Quoted passage
Content starts

Measles virus used to treat bone marrow cancer
Mayo Clinic hematologist says experiment had promising results
Cancer researchers are excited about the prospect of someday treating bone marrow cancer using a measles virus that seems well matched for the job.
Two research subjects, a 49-year-old woman and a 65-year-old woman, were given a massive dose of measles virus intravenously to fight their multiple myeloma, a bone marrow cancer that can also cause skeletal or soft tissue tumours.
Stacey Erholtz of Minnesota didn’t respond to conventional or stem cell treatments. When she enrolled in the experimental trial, researchers say she experienced remission for more than six months.
"I think it’s remarkable," Erholtz said in a hospital video. "Who would have thought?"
Dr. Stephen Russell, a hematologist at the Mayo Clinic in Rochester, Minn., treated Erholtz and the other patient, whose response to the treatment was more short-lived.
"We have an enormous amount of work to do to determine if this is generalizable and how to best apply the approach to other cancer patients," Russell told Reuters Health. "We haven’t discovered a cure for cancer here."
In the journal Mayo Clinic Proceedings, Russell and his team describe how they gave the two women an extremely high dose of the measles vaccine engineered to kill cancer.

Content ends

To do
[a] Summarize the article on treating bone marrow cancer with measles virus in two sentences.
[b] Carry on the article on treating bone marrow cancer with measles virus, starting after its final sentence.
The records placed after this article are separate material and have no connection to it.

Dataset

Content starts

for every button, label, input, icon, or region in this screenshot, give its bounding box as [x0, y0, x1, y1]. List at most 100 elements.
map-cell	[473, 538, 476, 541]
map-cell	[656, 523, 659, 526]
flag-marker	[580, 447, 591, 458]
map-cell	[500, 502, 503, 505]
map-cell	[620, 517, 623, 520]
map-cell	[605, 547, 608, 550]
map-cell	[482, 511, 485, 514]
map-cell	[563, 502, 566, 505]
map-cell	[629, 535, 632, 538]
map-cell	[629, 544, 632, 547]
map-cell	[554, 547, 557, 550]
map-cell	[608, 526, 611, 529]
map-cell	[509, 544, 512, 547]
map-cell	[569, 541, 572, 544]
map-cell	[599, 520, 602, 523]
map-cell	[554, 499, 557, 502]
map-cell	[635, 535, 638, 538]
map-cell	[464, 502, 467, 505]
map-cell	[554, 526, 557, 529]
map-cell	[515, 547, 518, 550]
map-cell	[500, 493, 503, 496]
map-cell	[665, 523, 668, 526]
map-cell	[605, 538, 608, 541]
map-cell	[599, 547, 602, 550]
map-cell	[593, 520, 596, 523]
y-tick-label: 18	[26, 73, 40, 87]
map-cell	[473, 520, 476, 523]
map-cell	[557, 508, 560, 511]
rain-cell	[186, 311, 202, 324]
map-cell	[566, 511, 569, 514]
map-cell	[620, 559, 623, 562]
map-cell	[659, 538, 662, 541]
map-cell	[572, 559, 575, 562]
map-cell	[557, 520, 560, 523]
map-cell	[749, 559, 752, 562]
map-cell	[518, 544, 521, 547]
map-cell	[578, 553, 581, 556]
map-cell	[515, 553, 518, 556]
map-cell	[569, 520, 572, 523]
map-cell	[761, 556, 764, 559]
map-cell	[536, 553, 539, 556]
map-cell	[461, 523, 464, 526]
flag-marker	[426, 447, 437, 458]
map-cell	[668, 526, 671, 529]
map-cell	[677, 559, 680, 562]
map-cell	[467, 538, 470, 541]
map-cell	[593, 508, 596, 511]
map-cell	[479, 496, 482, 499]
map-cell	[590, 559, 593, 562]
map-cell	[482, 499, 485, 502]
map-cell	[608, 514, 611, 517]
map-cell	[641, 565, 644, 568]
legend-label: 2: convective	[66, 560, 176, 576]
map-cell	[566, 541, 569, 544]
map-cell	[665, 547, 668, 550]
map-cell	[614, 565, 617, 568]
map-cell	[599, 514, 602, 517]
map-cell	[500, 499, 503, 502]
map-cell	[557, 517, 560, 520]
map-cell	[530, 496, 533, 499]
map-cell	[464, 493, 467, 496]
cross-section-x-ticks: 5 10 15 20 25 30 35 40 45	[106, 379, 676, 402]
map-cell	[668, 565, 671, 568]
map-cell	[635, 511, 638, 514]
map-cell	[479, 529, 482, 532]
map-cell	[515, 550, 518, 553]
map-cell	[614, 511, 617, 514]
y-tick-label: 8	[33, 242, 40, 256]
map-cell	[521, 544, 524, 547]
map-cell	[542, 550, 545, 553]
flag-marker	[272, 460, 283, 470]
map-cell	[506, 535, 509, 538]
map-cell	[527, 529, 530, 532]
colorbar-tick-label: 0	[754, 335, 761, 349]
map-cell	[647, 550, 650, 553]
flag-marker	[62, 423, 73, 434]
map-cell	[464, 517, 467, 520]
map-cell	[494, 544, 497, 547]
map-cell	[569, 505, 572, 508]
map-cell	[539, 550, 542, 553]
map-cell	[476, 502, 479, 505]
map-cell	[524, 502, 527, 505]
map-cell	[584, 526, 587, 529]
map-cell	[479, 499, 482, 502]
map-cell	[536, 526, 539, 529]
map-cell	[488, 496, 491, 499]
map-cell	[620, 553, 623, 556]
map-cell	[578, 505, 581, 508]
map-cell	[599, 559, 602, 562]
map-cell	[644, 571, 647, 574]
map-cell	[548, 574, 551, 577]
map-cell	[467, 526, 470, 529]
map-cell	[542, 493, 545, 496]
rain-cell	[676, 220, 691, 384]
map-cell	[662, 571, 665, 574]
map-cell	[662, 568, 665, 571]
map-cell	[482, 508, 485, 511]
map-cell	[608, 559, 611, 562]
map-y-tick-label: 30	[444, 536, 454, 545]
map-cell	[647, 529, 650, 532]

Content ends

Outputs in order
[a] Dr. Stephen Russell and his team at the Mayo Clinic gave two women with multiple myeloma, a bone marrow cancer, an extremely high intravenous dose of a measles vaccine engineered to kill cancer. One patient, Stacey Erholtz, experienced remission for more than six months while the other's response was more short-lived, and Russell cautioned that much work remains and that they have not discovered a cure for cancer.

[b]
"It was single intraveneous infusion of measles virus," Russell said in another hospital video. "The tumour on her forehead regressed completely. The other lesions that were visible on her PET CT scan disappeared completely."
Side-effects included fever, vomiting, shivers and severe headache.
Four other patients who were treated did not respond, Reuters reported.
At his lab at the Ottawa Hospital Research Institute, John Bell is also testing cancer-fighting viruses, known as oncolytics, in animals. He called Russell’s observations exciting and a nice demonstration.
"By combining just the right virus with the right kind of cancer we're getting these such stellar responses, and that's where this field has to head next," said Bell, who wrote a journal commentary on the study. "We have to figure out which viruses with which kinds of cancer or which people would work best."
The Mayo Clinic is planning a larger clinical trial. If those results are favourable and the response lasts then regulators could consider approving it.